Short exercise:
Using the listing below, copy every line that mentions "JSON".

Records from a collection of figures

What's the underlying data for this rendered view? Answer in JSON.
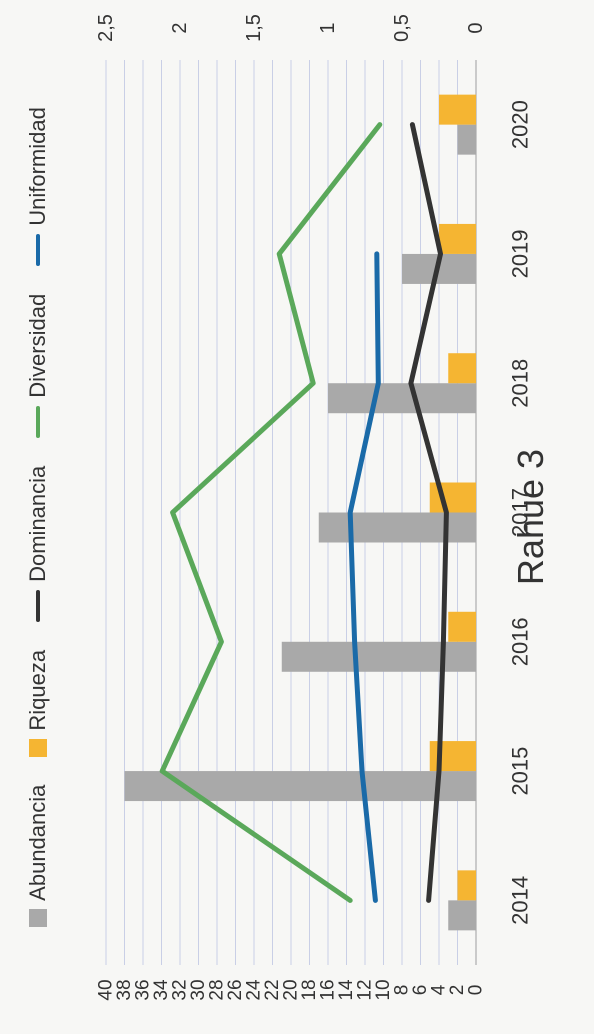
{
  "chart_data": {
    "type": "bar",
    "title": "Rahue 3",
    "categories": [
      "2014",
      "2015",
      "2016",
      "2017",
      "2018",
      "2019",
      "2020"
    ],
    "left_axis": {
      "ticks": [
        "0",
        "2",
        "4",
        "6",
        "8",
        "10",
        "12",
        "14",
        "16",
        "18",
        "20",
        "22",
        "24",
        "26",
        "28",
        "30",
        "32",
        "34",
        "36",
        "38",
        "40"
      ],
      "ylim": [
        0,
        40
      ]
    },
    "right_axis": {
      "ticks": [
        "0",
        "0,5",
        "1",
        "1,5",
        "2",
        "2,5"
      ],
      "ylim": [
        0,
        2.5
      ]
    },
    "series": [
      {
        "name": "Abundancia",
        "kind": "bar",
        "axis": "left",
        "color": "#a9a9a9",
        "values": [
          3,
          38,
          21,
          17,
          16,
          8,
          2
        ]
      },
      {
        "name": "Riqueza",
        "kind": "bar",
        "axis": "left",
        "color": "#f5b532",
        "values": [
          2,
          5,
          3,
          5,
          3,
          4,
          4
        ]
      },
      {
        "name": "Dominancia",
        "kind": "line",
        "axis": "right",
        "color": "#333333",
        "values": [
          0.32,
          0.25,
          0.22,
          0.2,
          0.44,
          0.24,
          0.43
        ]
      },
      {
        "name": "Diversidad",
        "kind": "line",
        "axis": "right",
        "color": "#5aa85a",
        "values": [
          0.85,
          2.12,
          1.72,
          2.05,
          1.1,
          1.33,
          0.65
        ]
      },
      {
        "name": "Uniformidad",
        "kind": "line",
        "axis": "right",
        "color": "#1a6aa8",
        "values": [
          0.68,
          0.77,
          0.82,
          0.85,
          0.66,
          0.67,
          null
        ]
      }
    ],
    "legend_position": "bottom",
    "grid": true
  }
}
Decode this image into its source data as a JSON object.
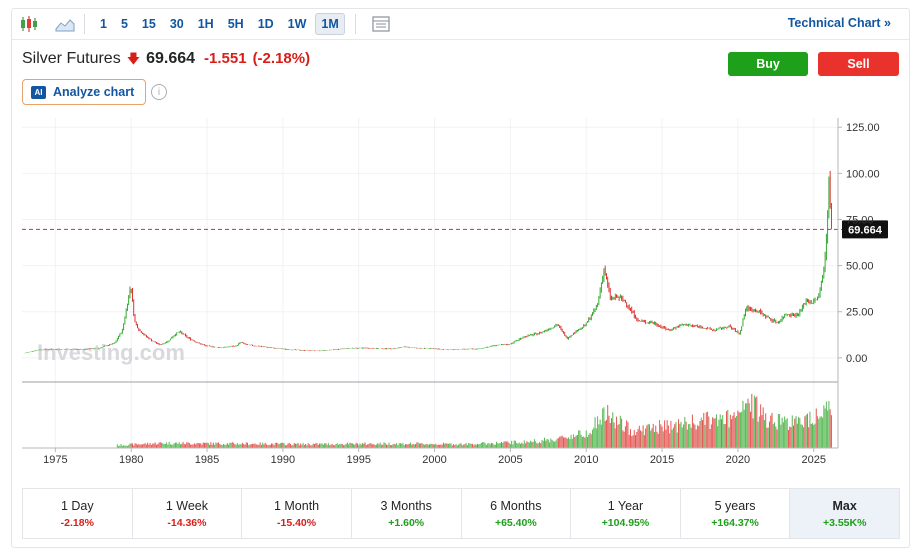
{
  "toolbar": {
    "timeframes": [
      "1",
      "5",
      "15",
      "30",
      "1H",
      "5H",
      "1D",
      "1W",
      "1M"
    ],
    "active_timeframe": "1M",
    "technical_chart_label": "Technical Chart »"
  },
  "instrument": {
    "name": "Silver Futures",
    "price": "69.664",
    "change": "-1.551",
    "change_pct": "(-2.18%)"
  },
  "actions": {
    "buy_label": "Buy",
    "sell_label": "Sell",
    "analyze_label": "Analyze chart",
    "ai_badge": "AI"
  },
  "colors": {
    "up": "#1ea01a",
    "down": "#d91e18",
    "accent": "#1256a0"
  },
  "watermark": "Investing.com",
  "chart_data": {
    "type": "bar",
    "x_tick_labels": [
      "1975",
      "1980",
      "1985",
      "1990",
      "1995",
      "2000",
      "2005",
      "2010",
      "2015",
      "2020",
      "2025"
    ],
    "y_tick_labels": [
      "0.00",
      "25.00",
      "50.00",
      "75.00",
      "100.00",
      "125.00"
    ],
    "ylim": [
      -12,
      130
    ],
    "xlim": [
      1972.8,
      2026.6
    ],
    "current_price_label": "69.664",
    "current_price": 69.664,
    "price_series": [
      [
        1973.0,
        2.5
      ],
      [
        1974.0,
        4.4
      ],
      [
        1975.0,
        4.5
      ],
      [
        1976.0,
        4.4
      ],
      [
        1977.0,
        4.7
      ],
      [
        1978.0,
        5.4
      ],
      [
        1979.0,
        8.0
      ],
      [
        1979.5,
        15.0
      ],
      [
        1979.8,
        28.0
      ],
      [
        1980.05,
        40.0
      ],
      [
        1980.3,
        20.0
      ],
      [
        1980.6,
        15.0
      ],
      [
        1981.0,
        12.0
      ],
      [
        1981.5,
        9.0
      ],
      [
        1982.0,
        7.0
      ],
      [
        1982.5,
        9.0
      ],
      [
        1983.0,
        13.0
      ],
      [
        1983.3,
        14.0
      ],
      [
        1983.8,
        11.0
      ],
      [
        1984.5,
        8.0
      ],
      [
        1985.0,
        6.5
      ],
      [
        1986.0,
        5.5
      ],
      [
        1987.0,
        6.5
      ],
      [
        1987.3,
        8.5
      ],
      [
        1987.7,
        7.0
      ],
      [
        1988.5,
        6.3
      ],
      [
        1989.5,
        5.3
      ],
      [
        1990.5,
        4.5
      ],
      [
        1991.5,
        4.0
      ],
      [
        1992.5,
        3.8
      ],
      [
        1993.5,
        4.5
      ],
      [
        1994.5,
        5.2
      ],
      [
        1995.5,
        5.3
      ],
      [
        1996.5,
        5.0
      ],
      [
        1997.5,
        5.0
      ],
      [
        1998.0,
        6.0
      ],
      [
        1999.0,
        5.2
      ],
      [
        2000.0,
        5.0
      ],
      [
        2001.0,
        4.3
      ],
      [
        2002.0,
        4.7
      ],
      [
        2003.0,
        4.8
      ],
      [
        2004.0,
        6.7
      ],
      [
        2005.0,
        7.3
      ],
      [
        2006.0,
        11.5
      ],
      [
        2007.0,
        13.4
      ],
      [
        2008.2,
        18.0
      ],
      [
        2008.8,
        10.5
      ],
      [
        2009.5,
        15.0
      ],
      [
        2010.0,
        17.5
      ],
      [
        2010.8,
        28.0
      ],
      [
        2011.25,
        48.0
      ],
      [
        2011.7,
        32.0
      ],
      [
        2012.2,
        33.0
      ],
      [
        2012.7,
        30.0
      ],
      [
        2013.5,
        20.0
      ],
      [
        2014.5,
        19.0
      ],
      [
        2015.5,
        15.0
      ],
      [
        2016.5,
        18.0
      ],
      [
        2017.5,
        17.0
      ],
      [
        2018.5,
        15.0
      ],
      [
        2019.5,
        17.0
      ],
      [
        2020.2,
        13.0
      ],
      [
        2020.6,
        27.0
      ],
      [
        2021.0,
        26.0
      ],
      [
        2021.5,
        25.0
      ],
      [
        2022.0,
        22.0
      ],
      [
        2022.7,
        19.0
      ],
      [
        2023.3,
        24.0
      ],
      [
        2024.0,
        23.0
      ],
      [
        2024.6,
        31.0
      ],
      [
        2025.0,
        30.0
      ],
      [
        2025.4,
        33.0
      ],
      [
        2025.65,
        44.0
      ],
      [
        2025.85,
        55.0
      ],
      [
        2026.0,
        80.0
      ],
      [
        2026.05,
        100.0
      ],
      [
        2026.12,
        95.0
      ],
      [
        2026.2,
        69.664
      ]
    ],
    "volume_profile": [
      [
        1979.0,
        0.05
      ],
      [
        1982.0,
        0.09
      ],
      [
        1987.0,
        0.08
      ],
      [
        1992.0,
        0.07
      ],
      [
        1997.0,
        0.08
      ],
      [
        2002.0,
        0.07
      ],
      [
        2006.0,
        0.11
      ],
      [
        2008.0,
        0.16
      ],
      [
        2010.0,
        0.28
      ],
      [
        2011.25,
        0.62
      ],
      [
        2013.0,
        0.32
      ],
      [
        2016.0,
        0.42
      ],
      [
        2018.0,
        0.5
      ],
      [
        2020.1,
        0.55
      ],
      [
        2020.6,
        0.85
      ],
      [
        2022.0,
        0.55
      ],
      [
        2024.0,
        0.45
      ],
      [
        2026.0,
        0.78
      ]
    ]
  },
  "periods": [
    {
      "label": "1 Day",
      "change": "-2.18%",
      "dir": "down"
    },
    {
      "label": "1 Week",
      "change": "-14.36%",
      "dir": "down"
    },
    {
      "label": "1 Month",
      "change": "-15.40%",
      "dir": "down"
    },
    {
      "label": "3 Months",
      "change": "+1.60%",
      "dir": "up"
    },
    {
      "label": "6 Months",
      "change": "+65.40%",
      "dir": "up"
    },
    {
      "label": "1 Year",
      "change": "+104.95%",
      "dir": "up"
    },
    {
      "label": "5 years",
      "change": "+164.37%",
      "dir": "up"
    },
    {
      "label": "Max",
      "change": "+3.55K%",
      "dir": "up",
      "active": true
    }
  ]
}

Finished answer:
What's the underlying data for this rendered view? Answer in JSON.
Decode this image into its source data as a JSON object.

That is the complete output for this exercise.